■ OBJECTIVE:
Set down each entry from the block beneath, exactly as written.

■ MATERIALS PROVIDED:
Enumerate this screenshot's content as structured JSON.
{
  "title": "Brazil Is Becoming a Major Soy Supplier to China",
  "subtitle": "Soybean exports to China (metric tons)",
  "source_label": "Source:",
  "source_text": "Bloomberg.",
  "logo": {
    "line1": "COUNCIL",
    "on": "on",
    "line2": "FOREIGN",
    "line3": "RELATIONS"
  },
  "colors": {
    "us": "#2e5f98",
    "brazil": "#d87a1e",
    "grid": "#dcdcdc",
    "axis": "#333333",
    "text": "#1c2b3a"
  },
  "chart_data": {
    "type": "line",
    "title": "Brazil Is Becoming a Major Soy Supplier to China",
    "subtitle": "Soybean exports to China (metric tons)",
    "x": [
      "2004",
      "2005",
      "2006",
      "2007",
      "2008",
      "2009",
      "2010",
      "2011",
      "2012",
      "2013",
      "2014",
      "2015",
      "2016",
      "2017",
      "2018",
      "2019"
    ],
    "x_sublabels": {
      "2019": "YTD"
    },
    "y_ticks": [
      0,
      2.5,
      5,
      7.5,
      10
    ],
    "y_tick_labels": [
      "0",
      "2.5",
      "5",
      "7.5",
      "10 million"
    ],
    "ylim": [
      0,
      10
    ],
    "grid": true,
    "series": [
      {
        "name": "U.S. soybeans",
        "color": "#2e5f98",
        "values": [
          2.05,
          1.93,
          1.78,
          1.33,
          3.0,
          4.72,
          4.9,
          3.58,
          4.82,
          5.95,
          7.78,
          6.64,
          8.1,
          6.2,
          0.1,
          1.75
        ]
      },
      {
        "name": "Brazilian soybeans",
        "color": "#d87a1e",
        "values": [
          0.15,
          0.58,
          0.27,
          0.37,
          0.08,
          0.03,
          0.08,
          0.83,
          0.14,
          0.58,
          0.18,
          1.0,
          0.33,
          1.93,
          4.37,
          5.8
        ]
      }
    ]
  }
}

■ CORRECT RESULT:
Enumerate this screenshot's content as structured JSON.
{
  "title": "Brazil Is Becoming a Major Soy Supplier to China",
  "subtitle": "Soybean exports to China (metric tons)",
  "source_label": "Source:",
  "source_text": "Bloomberg.",
  "logo": {
    "line1": "COUNCIL",
    "on": "on",
    "line2": "FOREIGN",
    "line3": "RELATIONS"
  },
  "colors": {
    "us": "#2e5f98",
    "brazil": "#d87a1e",
    "grid": "#dcdcdc",
    "axis": "#333333",
    "text": "#1c2b3a"
  },
  "chart_data": {
    "type": "line",
    "title": "Brazil Is Becoming a Major Soy Supplier to China",
    "subtitle": "Soybean exports to China (metric tons)",
    "x": [
      "2004",
      "2005",
      "2006",
      "2007",
      "2008",
      "2009",
      "2010",
      "2011",
      "2012",
      "2013",
      "2014",
      "2015",
      "2016",
      "2017",
      "2018",
      "2019"
    ],
    "x_sublabels": {
      "2019": "YTD"
    },
    "y_ticks": [
      0,
      2.5,
      5,
      7.5,
      10
    ],
    "y_tick_labels": [
      "0",
      "2.5",
      "5",
      "7.5",
      "10 million"
    ],
    "ylim": [
      0,
      10
    ],
    "grid": true,
    "series": [
      {
        "name": "U.S. soybeans",
        "color": "#2e5f98",
        "values": [
          2.05,
          1.93,
          1.78,
          1.33,
          3.0,
          4.72,
          4.9,
          3.58,
          4.82,
          5.95,
          7.78,
          6.64,
          8.1,
          6.2,
          0.1,
          1.75
        ]
      },
      {
        "name": "Brazilian soybeans",
        "color": "#d87a1e",
        "values": [
          0.15,
          0.58,
          0.27,
          0.37,
          0.08,
          0.03,
          0.08,
          0.83,
          0.14,
          0.58,
          0.18,
          1.0,
          0.33,
          1.93,
          4.37,
          5.8
        ]
      }
    ]
  }
}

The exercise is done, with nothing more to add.